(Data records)
━━━━━━
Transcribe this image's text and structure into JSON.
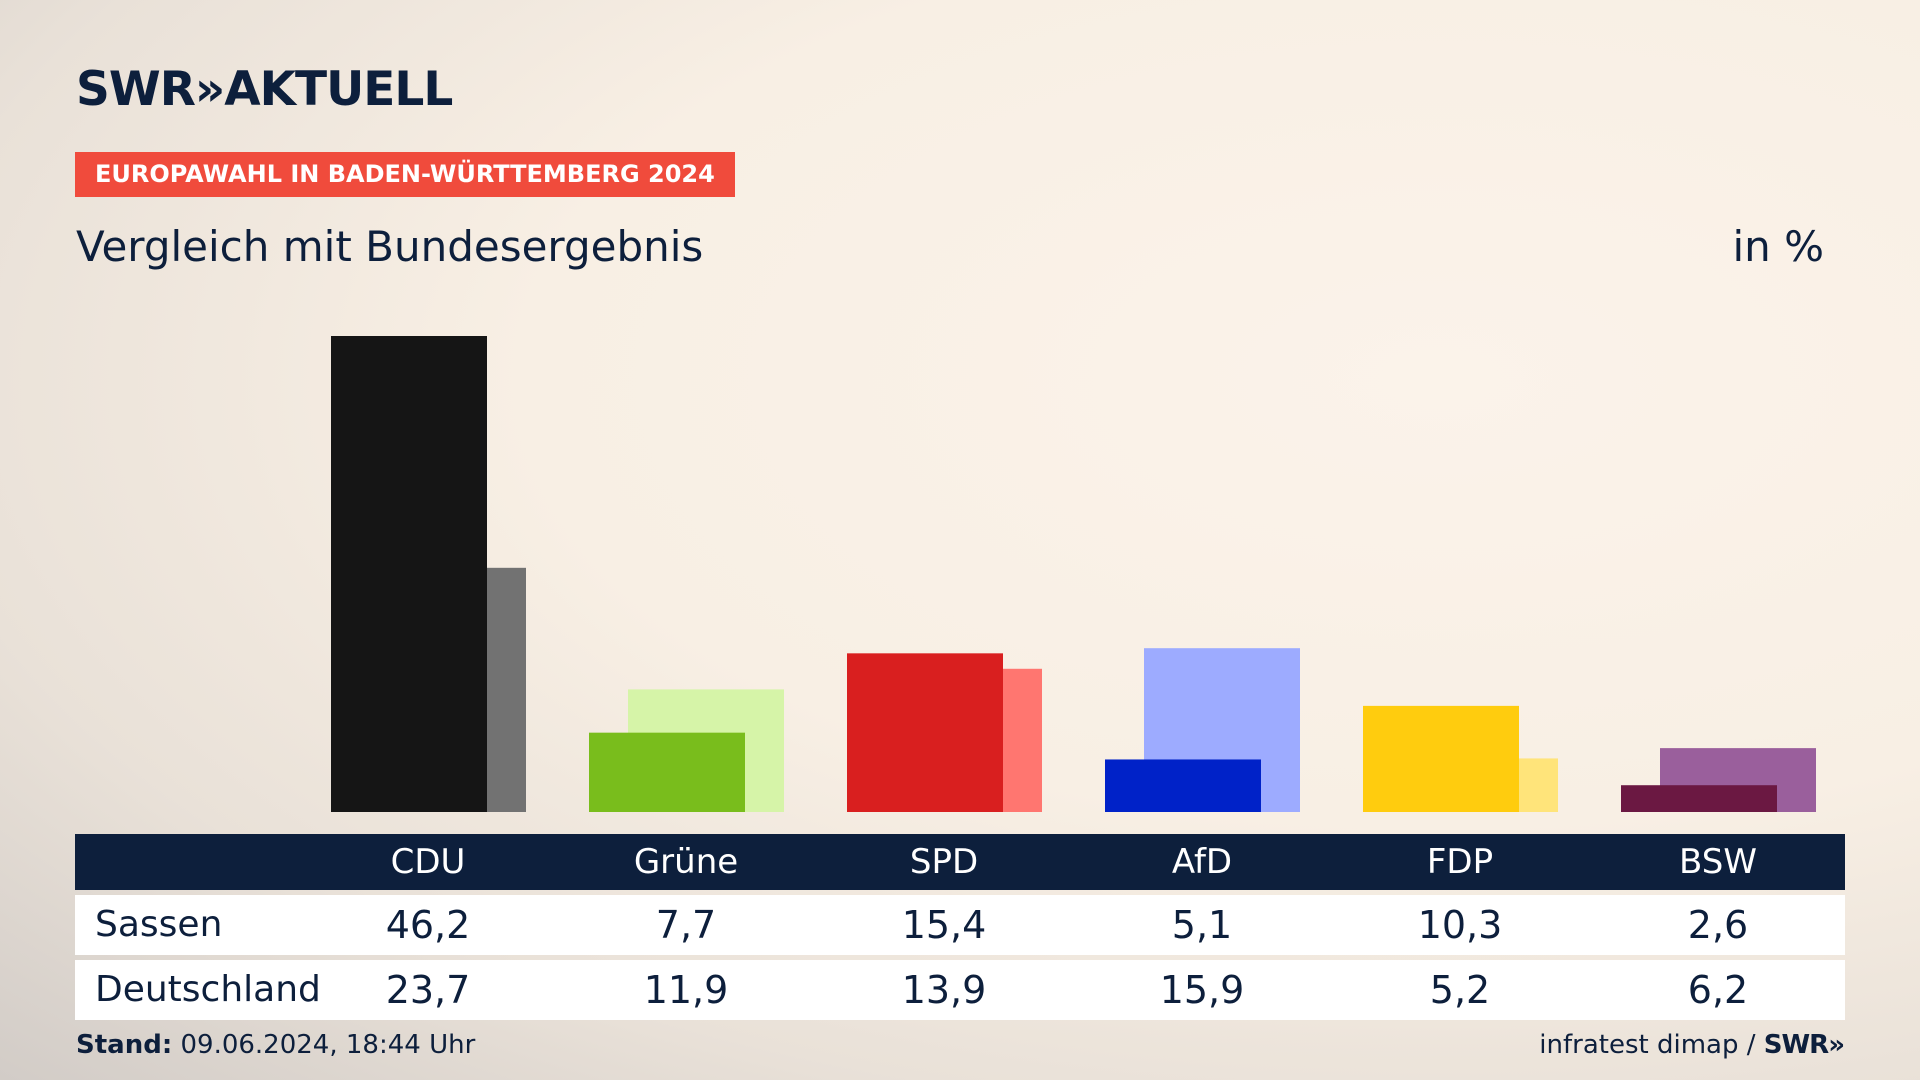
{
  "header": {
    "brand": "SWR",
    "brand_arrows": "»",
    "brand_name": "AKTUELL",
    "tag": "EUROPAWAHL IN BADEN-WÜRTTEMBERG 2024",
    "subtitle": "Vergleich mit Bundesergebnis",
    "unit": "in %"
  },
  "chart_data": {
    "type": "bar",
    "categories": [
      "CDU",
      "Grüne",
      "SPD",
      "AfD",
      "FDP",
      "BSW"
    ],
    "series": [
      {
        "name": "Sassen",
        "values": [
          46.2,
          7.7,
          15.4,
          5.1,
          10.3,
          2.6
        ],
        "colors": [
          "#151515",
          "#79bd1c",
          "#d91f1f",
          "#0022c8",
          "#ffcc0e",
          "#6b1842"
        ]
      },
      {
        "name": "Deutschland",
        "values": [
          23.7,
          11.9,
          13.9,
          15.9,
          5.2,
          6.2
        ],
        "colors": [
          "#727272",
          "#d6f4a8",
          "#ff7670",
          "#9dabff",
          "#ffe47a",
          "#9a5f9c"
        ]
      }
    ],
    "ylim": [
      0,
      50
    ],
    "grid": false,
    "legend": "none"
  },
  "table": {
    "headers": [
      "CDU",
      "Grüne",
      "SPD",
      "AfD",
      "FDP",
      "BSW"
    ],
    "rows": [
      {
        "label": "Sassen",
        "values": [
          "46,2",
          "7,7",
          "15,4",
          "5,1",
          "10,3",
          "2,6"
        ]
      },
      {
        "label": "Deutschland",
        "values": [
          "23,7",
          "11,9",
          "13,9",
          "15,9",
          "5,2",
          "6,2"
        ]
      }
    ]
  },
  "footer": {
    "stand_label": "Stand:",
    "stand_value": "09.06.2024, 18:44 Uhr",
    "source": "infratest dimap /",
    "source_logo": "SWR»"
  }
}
━━━━━━
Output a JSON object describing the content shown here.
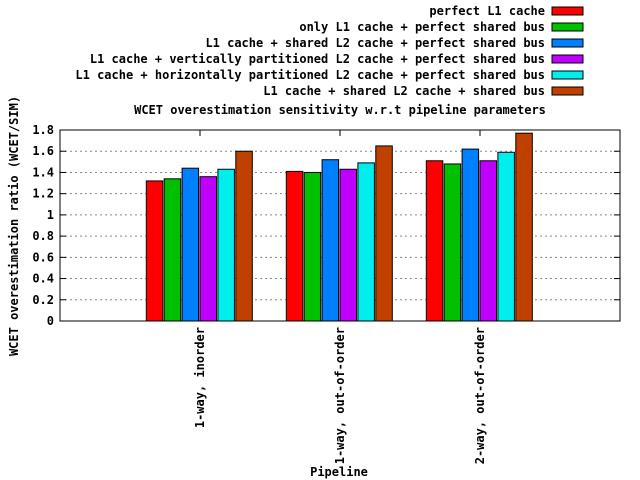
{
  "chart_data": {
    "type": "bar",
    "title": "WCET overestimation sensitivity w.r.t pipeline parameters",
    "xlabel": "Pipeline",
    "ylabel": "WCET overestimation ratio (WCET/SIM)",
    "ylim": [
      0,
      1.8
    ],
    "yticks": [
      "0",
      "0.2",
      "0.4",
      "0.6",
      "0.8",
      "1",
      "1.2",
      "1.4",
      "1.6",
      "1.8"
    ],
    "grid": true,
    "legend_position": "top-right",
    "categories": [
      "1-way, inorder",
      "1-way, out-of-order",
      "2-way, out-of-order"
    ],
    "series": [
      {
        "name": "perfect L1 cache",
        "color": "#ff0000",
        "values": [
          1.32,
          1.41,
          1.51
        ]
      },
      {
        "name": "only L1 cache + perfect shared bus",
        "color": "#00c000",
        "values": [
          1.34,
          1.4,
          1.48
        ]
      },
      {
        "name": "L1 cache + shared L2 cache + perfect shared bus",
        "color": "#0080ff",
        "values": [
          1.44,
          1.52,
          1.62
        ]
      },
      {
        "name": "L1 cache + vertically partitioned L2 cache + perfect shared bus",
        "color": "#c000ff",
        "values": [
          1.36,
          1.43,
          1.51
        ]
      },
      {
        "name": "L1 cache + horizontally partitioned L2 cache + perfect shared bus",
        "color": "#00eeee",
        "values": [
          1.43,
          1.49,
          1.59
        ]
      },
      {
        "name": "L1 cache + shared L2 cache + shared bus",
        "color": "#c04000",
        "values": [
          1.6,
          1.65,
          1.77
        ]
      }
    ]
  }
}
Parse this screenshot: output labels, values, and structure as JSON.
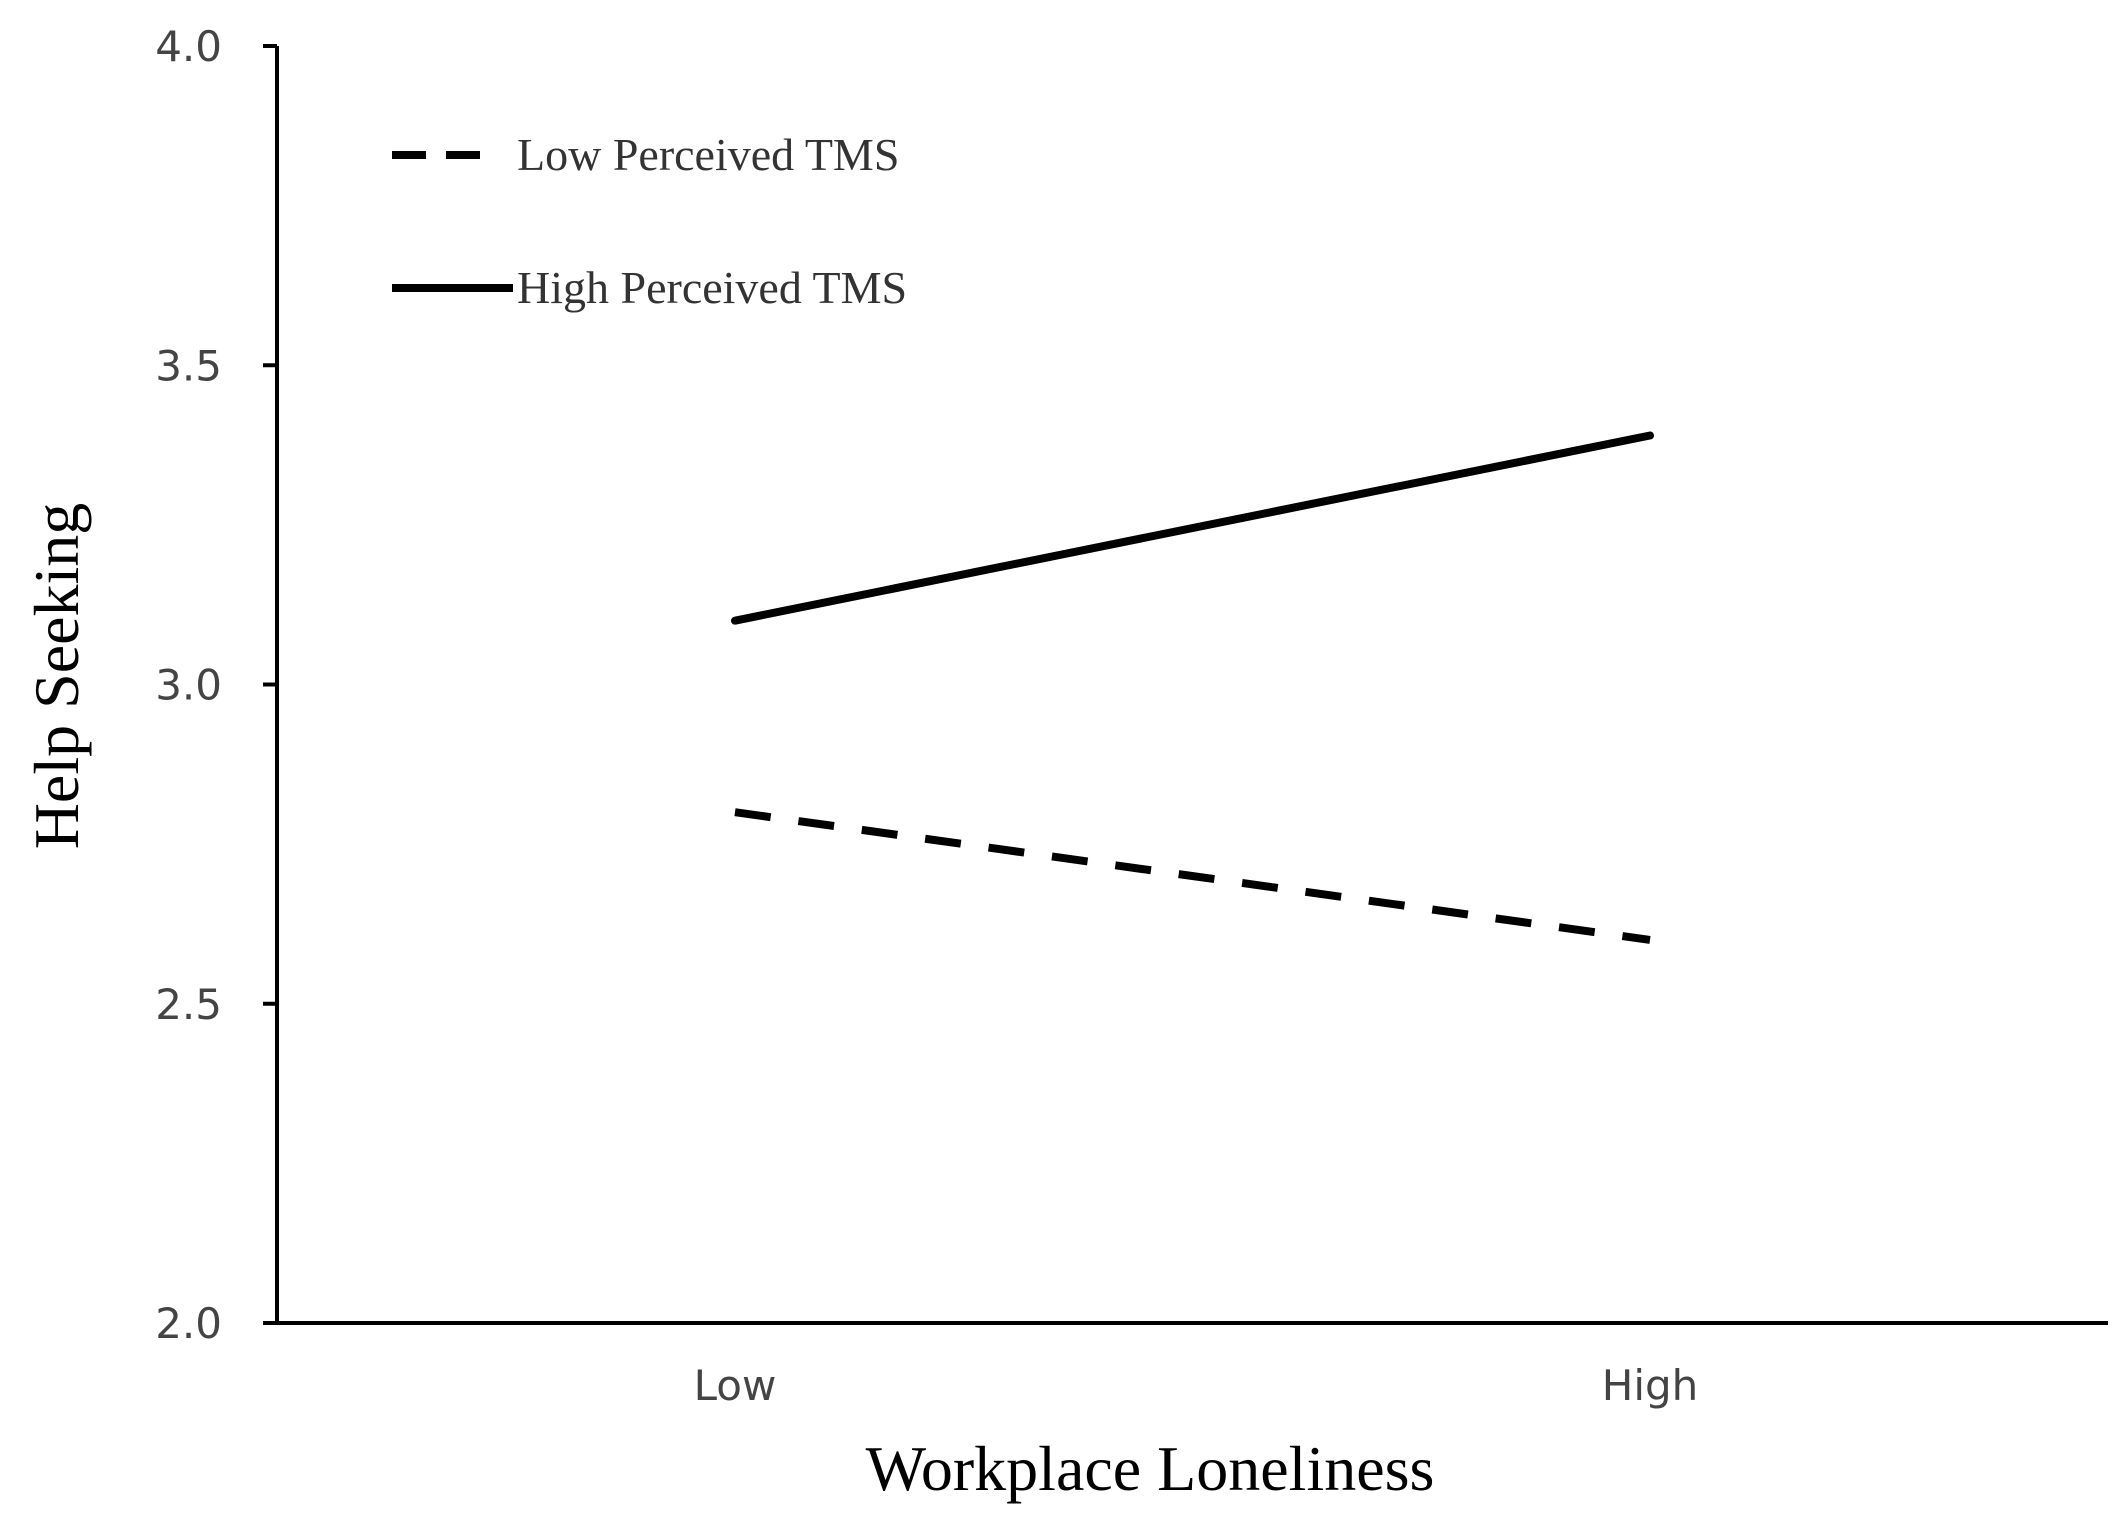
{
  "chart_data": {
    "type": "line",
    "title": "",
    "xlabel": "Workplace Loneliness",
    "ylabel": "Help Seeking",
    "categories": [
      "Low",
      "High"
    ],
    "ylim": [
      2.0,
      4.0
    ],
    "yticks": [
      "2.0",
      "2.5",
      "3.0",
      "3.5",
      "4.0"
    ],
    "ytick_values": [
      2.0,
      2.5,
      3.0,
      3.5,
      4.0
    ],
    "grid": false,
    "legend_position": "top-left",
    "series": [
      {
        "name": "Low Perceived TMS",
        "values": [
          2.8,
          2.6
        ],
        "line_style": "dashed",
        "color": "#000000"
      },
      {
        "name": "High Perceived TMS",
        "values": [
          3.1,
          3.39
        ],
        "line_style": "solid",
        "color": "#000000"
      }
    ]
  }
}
━━━━━━
Exercise requirements: State the number of lines in the records that include "shared", and write nothing else.

Result for this exercise: 5